═══ Supplied information ═══
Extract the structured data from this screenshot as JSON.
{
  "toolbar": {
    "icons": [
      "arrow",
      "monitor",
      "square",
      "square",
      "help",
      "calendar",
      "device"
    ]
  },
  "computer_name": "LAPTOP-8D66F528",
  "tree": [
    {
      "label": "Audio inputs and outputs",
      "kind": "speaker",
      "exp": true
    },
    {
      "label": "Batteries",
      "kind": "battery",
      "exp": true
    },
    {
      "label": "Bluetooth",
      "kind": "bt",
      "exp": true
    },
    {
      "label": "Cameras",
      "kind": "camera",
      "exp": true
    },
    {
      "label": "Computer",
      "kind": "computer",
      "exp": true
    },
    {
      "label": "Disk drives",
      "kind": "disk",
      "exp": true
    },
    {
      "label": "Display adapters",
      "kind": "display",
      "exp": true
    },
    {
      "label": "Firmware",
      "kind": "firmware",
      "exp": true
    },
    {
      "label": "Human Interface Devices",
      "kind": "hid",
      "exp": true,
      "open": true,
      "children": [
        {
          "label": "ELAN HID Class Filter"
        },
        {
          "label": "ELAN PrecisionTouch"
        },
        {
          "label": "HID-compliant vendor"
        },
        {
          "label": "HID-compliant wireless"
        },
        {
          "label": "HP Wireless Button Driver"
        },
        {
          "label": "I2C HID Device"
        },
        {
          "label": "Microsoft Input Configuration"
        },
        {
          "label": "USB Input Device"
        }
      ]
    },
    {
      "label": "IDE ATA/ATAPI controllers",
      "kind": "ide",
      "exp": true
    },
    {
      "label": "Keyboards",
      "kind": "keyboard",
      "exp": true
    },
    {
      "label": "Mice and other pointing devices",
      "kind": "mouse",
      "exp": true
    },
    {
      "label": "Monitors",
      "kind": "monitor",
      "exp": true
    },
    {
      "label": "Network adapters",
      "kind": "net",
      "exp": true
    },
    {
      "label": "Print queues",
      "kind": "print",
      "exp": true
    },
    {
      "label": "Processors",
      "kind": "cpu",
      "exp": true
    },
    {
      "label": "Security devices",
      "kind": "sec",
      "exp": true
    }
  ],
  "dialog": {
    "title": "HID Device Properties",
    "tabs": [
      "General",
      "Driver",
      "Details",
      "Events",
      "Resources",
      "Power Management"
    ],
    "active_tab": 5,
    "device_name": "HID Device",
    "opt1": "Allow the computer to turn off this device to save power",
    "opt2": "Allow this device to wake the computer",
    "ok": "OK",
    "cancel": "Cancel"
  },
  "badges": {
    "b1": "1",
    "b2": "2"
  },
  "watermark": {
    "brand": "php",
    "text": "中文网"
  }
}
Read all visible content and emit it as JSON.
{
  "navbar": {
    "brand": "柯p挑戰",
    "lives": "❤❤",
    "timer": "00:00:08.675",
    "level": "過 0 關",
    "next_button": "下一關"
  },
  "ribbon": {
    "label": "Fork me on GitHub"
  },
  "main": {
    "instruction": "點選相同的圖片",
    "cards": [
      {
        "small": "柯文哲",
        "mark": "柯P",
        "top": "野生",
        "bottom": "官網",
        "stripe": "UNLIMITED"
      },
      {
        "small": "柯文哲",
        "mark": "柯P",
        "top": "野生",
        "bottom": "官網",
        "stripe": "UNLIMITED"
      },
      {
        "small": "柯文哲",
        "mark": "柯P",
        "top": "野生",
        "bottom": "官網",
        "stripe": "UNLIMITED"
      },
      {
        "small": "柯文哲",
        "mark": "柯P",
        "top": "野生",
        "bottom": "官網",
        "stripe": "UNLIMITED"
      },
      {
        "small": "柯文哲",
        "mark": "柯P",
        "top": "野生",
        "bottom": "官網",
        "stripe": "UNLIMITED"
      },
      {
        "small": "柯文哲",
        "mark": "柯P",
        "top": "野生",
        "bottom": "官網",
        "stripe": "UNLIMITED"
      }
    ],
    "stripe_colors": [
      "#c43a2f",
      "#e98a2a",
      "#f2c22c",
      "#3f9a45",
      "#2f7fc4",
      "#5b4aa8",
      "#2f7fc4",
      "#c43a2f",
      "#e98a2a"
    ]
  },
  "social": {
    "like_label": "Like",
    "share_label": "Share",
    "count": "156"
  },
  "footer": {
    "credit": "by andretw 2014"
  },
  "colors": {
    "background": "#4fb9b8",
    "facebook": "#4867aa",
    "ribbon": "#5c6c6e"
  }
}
═══
From the listing above, extract every line exactly as it stands.

Final result:
Extract the structured data from this screenshot as JSON.
{
  "toolbar": {
    "icons": [
      "arrow",
      "monitor",
      "square",
      "square",
      "help",
      "calendar",
      "device"
    ]
  },
  "computer_name": "LAPTOP-8D66F528",
  "tree": [
    {
      "label": "Audio inputs and outputs",
      "kind": "speaker",
      "exp": true
    },
    {
      "label": "Batteries",
      "kind": "battery",
      "exp": true
    },
    {
      "label": "Bluetooth",
      "kind": "bt",
      "exp": true
    },
    {
      "label": "Cameras",
      "kind": "camera",
      "exp": true
    },
    {
      "label": "Computer",
      "kind": "computer",
      "exp": true
    },
    {
      "label": "Disk drives",
      "kind": "disk",
      "exp": true
    },
    {
      "label": "Display adapters",
      "kind": "display",
      "exp": true
    },
    {
      "label": "Firmware",
      "kind": "firmware",
      "exp": true
    },
    {
      "label": "Human Interface Devices",
      "kind": "hid",
      "exp": true,
      "open": true,
      "children": [
        {
          "label": "ELAN HID Class Filter"
        },
        {
          "label": "ELAN PrecisionTouch"
        },
        {
          "label": "HID-compliant vendor"
        },
        {
          "label": "HID-compliant wireless"
        },
        {
          "label": "HP Wireless Button Driver"
        },
        {
          "label": "I2C HID Device"
        },
        {
          "label": "Microsoft Input Configuration"
        },
        {
          "label": "USB Input Device"
        }
      ]
    },
    {
      "label": "IDE ATA/ATAPI controllers",
      "kind": "ide",
      "exp": true
    },
    {
      "label": "Keyboards",
      "kind": "keyboard",
      "exp": true
    },
    {
      "label": "Mice and other pointing devices",
      "kind": "mouse",
      "exp": true
    },
    {
      "label": "Monitors",
      "kind": "monitor",
      "exp": true
    },
    {
      "label": "Network adapters",
      "kind": "net",
      "exp": true
    },
    {
      "label": "Print queues",
      "kind": "print",
      "exp": true
    },
    {
      "label": "Processors",
      "kind": "cpu",
      "exp": true
    },
    {
      "label": "Security devices",
      "kind": "sec",
      "exp": true
    }
  ],
  "dialog": {
    "title": "HID Device Properties",
    "tabs": [
      "General",
      "Driver",
      "Details",
      "Events",
      "Resources",
      "Power Management"
    ],
    "active_tab": 5,
    "device_name": "HID Device",
    "opt1": "Allow the computer to turn off this device to save power",
    "opt2": "Allow this device to wake the computer",
    "ok": "OK",
    "cancel": "Cancel"
  },
  "badges": {
    "b1": "1",
    "b2": "2"
  },
  "watermark": {
    "brand": "php",
    "text": "中文网"
  }
}
Read all visible content and emit it as JSON.
{
  "navbar": {
    "brand": "柯p挑戰",
    "lives": "❤❤",
    "timer": "00:00:08.675",
    "level": "過 0 關",
    "next_button": "下一關"
  },
  "ribbon": {
    "label": "Fork me on GitHub"
  },
  "main": {
    "instruction": "點選相同的圖片",
    "cards": [
      {
        "small": "柯文哲",
        "mark": "柯P",
        "top": "野生",
        "bottom": "官網",
        "stripe": "UNLIMITED"
      },
      {
        "small": "柯文哲",
        "mark": "柯P",
        "top": "野生",
        "bottom": "官網",
        "stripe": "UNLIMITED"
      },
      {
        "small": "柯文哲",
        "mark": "柯P",
        "top": "野生",
        "bottom": "官網",
        "stripe": "UNLIMITED"
      },
      {
        "small": "柯文哲",
        "mark": "柯P",
        "top": "野生",
        "bottom": "官網",
        "stripe": "UNLIMITED"
      },
      {
        "small": "柯文哲",
        "mark": "柯P",
        "top": "野生",
        "bottom": "官網",
        "stripe": "UNLIMITED"
      },
      {
        "small": "柯文哲",
        "mark": "柯P",
        "top": "野生",
        "bottom": "官網",
        "stripe": "UNLIMITED"
      }
    ],
    "stripe_colors": [
      "#c43a2f",
      "#e98a2a",
      "#f2c22c",
      "#3f9a45",
      "#2f7fc4",
      "#5b4aa8",
      "#2f7fc4",
      "#c43a2f",
      "#e98a2a"
    ]
  },
  "social": {
    "like_label": "Like",
    "share_label": "Share",
    "count": "156"
  },
  "footer": {
    "credit": "by andretw 2014"
  },
  "colors": {
    "background": "#4fb9b8",
    "facebook": "#4867aa",
    "ribbon": "#5c6c6e"
  }
}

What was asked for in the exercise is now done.